[Figure data in JSON]
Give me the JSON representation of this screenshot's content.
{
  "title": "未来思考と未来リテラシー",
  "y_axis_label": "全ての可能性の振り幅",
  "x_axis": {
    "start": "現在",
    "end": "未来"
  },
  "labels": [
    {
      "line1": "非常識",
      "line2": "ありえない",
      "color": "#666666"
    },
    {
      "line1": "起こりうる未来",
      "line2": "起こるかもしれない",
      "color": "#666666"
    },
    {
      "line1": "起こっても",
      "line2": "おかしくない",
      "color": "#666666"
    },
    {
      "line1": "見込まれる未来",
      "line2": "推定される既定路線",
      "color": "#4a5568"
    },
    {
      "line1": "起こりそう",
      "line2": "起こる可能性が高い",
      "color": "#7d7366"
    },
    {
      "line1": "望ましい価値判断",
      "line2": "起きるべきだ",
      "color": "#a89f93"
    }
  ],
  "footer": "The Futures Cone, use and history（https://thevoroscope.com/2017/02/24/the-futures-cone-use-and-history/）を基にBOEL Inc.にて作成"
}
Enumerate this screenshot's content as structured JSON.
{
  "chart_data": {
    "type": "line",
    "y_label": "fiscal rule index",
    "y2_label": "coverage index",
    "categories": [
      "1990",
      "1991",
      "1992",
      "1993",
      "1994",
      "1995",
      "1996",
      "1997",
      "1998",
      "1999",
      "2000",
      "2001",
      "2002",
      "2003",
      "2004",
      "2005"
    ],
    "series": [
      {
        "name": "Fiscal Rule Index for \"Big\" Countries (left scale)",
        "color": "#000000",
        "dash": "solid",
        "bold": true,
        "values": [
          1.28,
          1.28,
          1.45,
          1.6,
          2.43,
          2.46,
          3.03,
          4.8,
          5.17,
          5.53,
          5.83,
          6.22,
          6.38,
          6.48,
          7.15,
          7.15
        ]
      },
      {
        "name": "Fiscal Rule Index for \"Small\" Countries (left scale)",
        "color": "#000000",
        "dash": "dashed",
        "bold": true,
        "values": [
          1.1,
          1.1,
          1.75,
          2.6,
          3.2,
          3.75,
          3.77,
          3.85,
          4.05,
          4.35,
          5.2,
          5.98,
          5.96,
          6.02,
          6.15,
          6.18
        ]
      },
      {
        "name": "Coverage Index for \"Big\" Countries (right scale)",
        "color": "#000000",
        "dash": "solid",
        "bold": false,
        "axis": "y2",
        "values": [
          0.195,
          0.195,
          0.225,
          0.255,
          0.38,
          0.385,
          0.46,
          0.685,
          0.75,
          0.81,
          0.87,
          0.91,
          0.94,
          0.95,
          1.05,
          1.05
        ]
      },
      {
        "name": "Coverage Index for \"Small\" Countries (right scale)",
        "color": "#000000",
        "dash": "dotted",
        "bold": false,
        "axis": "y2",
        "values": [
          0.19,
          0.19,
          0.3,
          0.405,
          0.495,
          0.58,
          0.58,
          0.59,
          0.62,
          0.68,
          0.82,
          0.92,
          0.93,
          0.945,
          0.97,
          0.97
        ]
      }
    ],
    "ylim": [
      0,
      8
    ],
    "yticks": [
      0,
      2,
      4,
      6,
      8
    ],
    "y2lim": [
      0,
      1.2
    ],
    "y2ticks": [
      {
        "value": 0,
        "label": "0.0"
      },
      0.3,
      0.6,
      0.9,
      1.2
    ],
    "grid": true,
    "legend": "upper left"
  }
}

■ Written request: Report how many lines in the entries hold the string "right". Nothing but the number is wanted.

■ Problem solution: 2